Your objective:
Please quote the material exactly, every line of it.

## BEGIN Records supplied

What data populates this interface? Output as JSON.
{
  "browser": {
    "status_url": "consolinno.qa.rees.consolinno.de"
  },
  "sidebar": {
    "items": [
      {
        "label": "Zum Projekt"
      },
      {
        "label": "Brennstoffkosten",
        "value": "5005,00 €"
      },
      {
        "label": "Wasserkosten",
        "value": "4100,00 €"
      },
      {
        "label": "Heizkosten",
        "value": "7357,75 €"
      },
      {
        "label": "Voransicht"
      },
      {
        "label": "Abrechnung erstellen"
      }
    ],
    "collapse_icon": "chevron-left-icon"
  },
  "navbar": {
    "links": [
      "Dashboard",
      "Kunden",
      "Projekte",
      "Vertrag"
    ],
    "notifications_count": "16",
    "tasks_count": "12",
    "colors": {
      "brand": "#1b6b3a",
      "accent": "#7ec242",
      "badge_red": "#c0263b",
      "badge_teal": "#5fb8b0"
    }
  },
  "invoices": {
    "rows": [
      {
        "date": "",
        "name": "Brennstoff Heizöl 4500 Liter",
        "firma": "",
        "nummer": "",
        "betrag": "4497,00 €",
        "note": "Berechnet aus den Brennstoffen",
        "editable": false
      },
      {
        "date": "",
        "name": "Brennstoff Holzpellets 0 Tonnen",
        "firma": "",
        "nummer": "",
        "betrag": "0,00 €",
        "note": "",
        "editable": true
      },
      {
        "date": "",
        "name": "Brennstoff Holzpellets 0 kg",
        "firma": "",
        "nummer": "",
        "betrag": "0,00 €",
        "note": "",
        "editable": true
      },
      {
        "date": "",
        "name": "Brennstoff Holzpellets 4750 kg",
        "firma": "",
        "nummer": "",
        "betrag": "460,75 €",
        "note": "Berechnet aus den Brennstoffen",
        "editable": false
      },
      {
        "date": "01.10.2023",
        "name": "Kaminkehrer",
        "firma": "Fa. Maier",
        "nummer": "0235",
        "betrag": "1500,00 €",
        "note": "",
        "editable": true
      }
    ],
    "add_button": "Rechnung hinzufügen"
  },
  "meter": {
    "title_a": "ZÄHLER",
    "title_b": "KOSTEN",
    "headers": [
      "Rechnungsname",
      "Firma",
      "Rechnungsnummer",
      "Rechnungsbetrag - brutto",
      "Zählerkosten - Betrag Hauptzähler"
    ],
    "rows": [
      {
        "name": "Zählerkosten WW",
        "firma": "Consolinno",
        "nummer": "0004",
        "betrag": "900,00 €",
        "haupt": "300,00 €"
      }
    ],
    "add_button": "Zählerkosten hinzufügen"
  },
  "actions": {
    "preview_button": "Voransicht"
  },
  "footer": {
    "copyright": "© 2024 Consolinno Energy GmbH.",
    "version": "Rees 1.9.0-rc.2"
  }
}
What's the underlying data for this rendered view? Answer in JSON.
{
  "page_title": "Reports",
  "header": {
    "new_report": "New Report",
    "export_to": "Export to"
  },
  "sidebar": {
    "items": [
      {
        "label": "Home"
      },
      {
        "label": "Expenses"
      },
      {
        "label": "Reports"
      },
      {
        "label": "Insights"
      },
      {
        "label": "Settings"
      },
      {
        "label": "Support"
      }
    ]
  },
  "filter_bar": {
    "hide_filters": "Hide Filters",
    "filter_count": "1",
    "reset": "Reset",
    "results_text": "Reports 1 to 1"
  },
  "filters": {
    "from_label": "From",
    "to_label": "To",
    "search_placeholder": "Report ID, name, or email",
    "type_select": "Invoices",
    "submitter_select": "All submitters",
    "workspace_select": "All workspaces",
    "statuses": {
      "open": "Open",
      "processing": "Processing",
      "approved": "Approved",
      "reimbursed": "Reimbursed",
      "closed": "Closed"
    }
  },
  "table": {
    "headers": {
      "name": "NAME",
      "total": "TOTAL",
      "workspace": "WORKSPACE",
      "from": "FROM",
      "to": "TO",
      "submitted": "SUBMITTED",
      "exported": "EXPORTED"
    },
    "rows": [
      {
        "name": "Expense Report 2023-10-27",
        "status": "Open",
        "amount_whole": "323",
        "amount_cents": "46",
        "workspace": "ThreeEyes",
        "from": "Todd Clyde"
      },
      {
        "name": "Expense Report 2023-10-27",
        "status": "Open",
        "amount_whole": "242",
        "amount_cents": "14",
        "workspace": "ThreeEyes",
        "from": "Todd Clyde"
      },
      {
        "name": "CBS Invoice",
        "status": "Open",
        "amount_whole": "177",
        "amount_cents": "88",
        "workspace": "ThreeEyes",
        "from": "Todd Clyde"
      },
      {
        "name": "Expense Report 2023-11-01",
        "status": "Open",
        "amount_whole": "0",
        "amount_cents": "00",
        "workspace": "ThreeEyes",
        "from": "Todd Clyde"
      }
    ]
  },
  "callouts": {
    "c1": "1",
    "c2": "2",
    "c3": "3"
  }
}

## END Records supplied

Output of the task:
What data populates this interface? Output as JSON.
{
  "browser": {
    "status_url": "consolinno.qa.rees.consolinno.de"
  },
  "sidebar": {
    "items": [
      {
        "label": "Zum Projekt"
      },
      {
        "label": "Brennstoffkosten",
        "value": "5005,00 €"
      },
      {
        "label": "Wasserkosten",
        "value": "4100,00 €"
      },
      {
        "label": "Heizkosten",
        "value": "7357,75 €"
      },
      {
        "label": "Voransicht"
      },
      {
        "label": "Abrechnung erstellen"
      }
    ],
    "collapse_icon": "chevron-left-icon"
  },
  "navbar": {
    "links": [
      "Dashboard",
      "Kunden",
      "Projekte",
      "Vertrag"
    ],
    "notifications_count": "16",
    "tasks_count": "12",
    "colors": {
      "brand": "#1b6b3a",
      "accent": "#7ec242",
      "badge_red": "#c0263b",
      "badge_teal": "#5fb8b0"
    }
  },
  "invoices": {
    "rows": [
      {
        "date": "",
        "name": "Brennstoff Heizöl 4500 Liter",
        "firma": "",
        "nummer": "",
        "betrag": "4497,00 €",
        "note": "Berechnet aus den Brennstoffen",
        "editable": false
      },
      {
        "date": "",
        "name": "Brennstoff Holzpellets 0 Tonnen",
        "firma": "",
        "nummer": "",
        "betrag": "0,00 €",
        "note": "",
        "editable": true
      },
      {
        "date": "",
        "name": "Brennstoff Holzpellets 0 kg",
        "firma": "",
        "nummer": "",
        "betrag": "0,00 €",
        "note": "",
        "editable": true
      },
      {
        "date": "",
        "name": "Brennstoff Holzpellets 4750 kg",
        "firma": "",
        "nummer": "",
        "betrag": "460,75 €",
        "note": "Berechnet aus den Brennstoffen",
        "editable": false
      },
      {
        "date": "01.10.2023",
        "name": "Kaminkehrer",
        "firma": "Fa. Maier",
        "nummer": "0235",
        "betrag": "1500,00 €",
        "note": "",
        "editable": true
      }
    ],
    "add_button": "Rechnung hinzufügen"
  },
  "meter": {
    "title_a": "ZÄHLER",
    "title_b": "KOSTEN",
    "headers": [
      "Rechnungsname",
      "Firma",
      "Rechnungsnummer",
      "Rechnungsbetrag - brutto",
      "Zählerkosten - Betrag Hauptzähler"
    ],
    "rows": [
      {
        "name": "Zählerkosten WW",
        "firma": "Consolinno",
        "nummer": "0004",
        "betrag": "900,00 €",
        "haupt": "300,00 €"
      }
    ],
    "add_button": "Zählerkosten hinzufügen"
  },
  "actions": {
    "preview_button": "Voransicht"
  },
  "footer": {
    "copyright": "© 2024 Consolinno Energy GmbH.",
    "version": "Rees 1.9.0-rc.2"
  }
}
What's the underlying data for this rendered view? Answer in JSON.
{
  "page_title": "Reports",
  "header": {
    "new_report": "New Report",
    "export_to": "Export to"
  },
  "sidebar": {
    "items": [
      {
        "label": "Home"
      },
      {
        "label": "Expenses"
      },
      {
        "label": "Reports"
      },
      {
        "label": "Insights"
      },
      {
        "label": "Settings"
      },
      {
        "label": "Support"
      }
    ]
  },
  "filter_bar": {
    "hide_filters": "Hide Filters",
    "filter_count": "1",
    "reset": "Reset",
    "results_text": "Reports 1 to 1"
  },
  "filters": {
    "from_label": "From",
    "to_label": "To",
    "search_placeholder": "Report ID, name, or email",
    "type_select": "Invoices",
    "submitter_select": "All submitters",
    "workspace_select": "All workspaces",
    "statuses": {
      "open": "Open",
      "processing": "Processing",
      "approved": "Approved",
      "reimbursed": "Reimbursed",
      "closed": "Closed"
    }
  },
  "table": {
    "headers": {
      "name": "NAME",
      "total": "TOTAL",
      "workspace": "WORKSPACE",
      "from": "FROM",
      "to": "TO",
      "submitted": "SUBMITTED",
      "exported": "EXPORTED"
    },
    "rows": [
      {
        "name": "Expense Report 2023-10-27",
        "status": "Open",
        "amount_whole": "323",
        "amount_cents": "46",
        "workspace": "ThreeEyes",
        "from": "Todd Clyde"
      },
      {
        "name": "Expense Report 2023-10-27",
        "status": "Open",
        "amount_whole": "242",
        "amount_cents": "14",
        "workspace": "ThreeEyes",
        "from": "Todd Clyde"
      },
      {
        "name": "CBS Invoice",
        "status": "Open",
        "amount_whole": "177",
        "amount_cents": "88",
        "workspace": "ThreeEyes",
        "from": "Todd Clyde"
      },
      {
        "name": "Expense Report 2023-11-01",
        "status": "Open",
        "amount_whole": "0",
        "amount_cents": "00",
        "workspace": "ThreeEyes",
        "from": "Todd Clyde"
      }
    ]
  },
  "callouts": {
    "c1": "1",
    "c2": "2",
    "c3": "3"
  }
}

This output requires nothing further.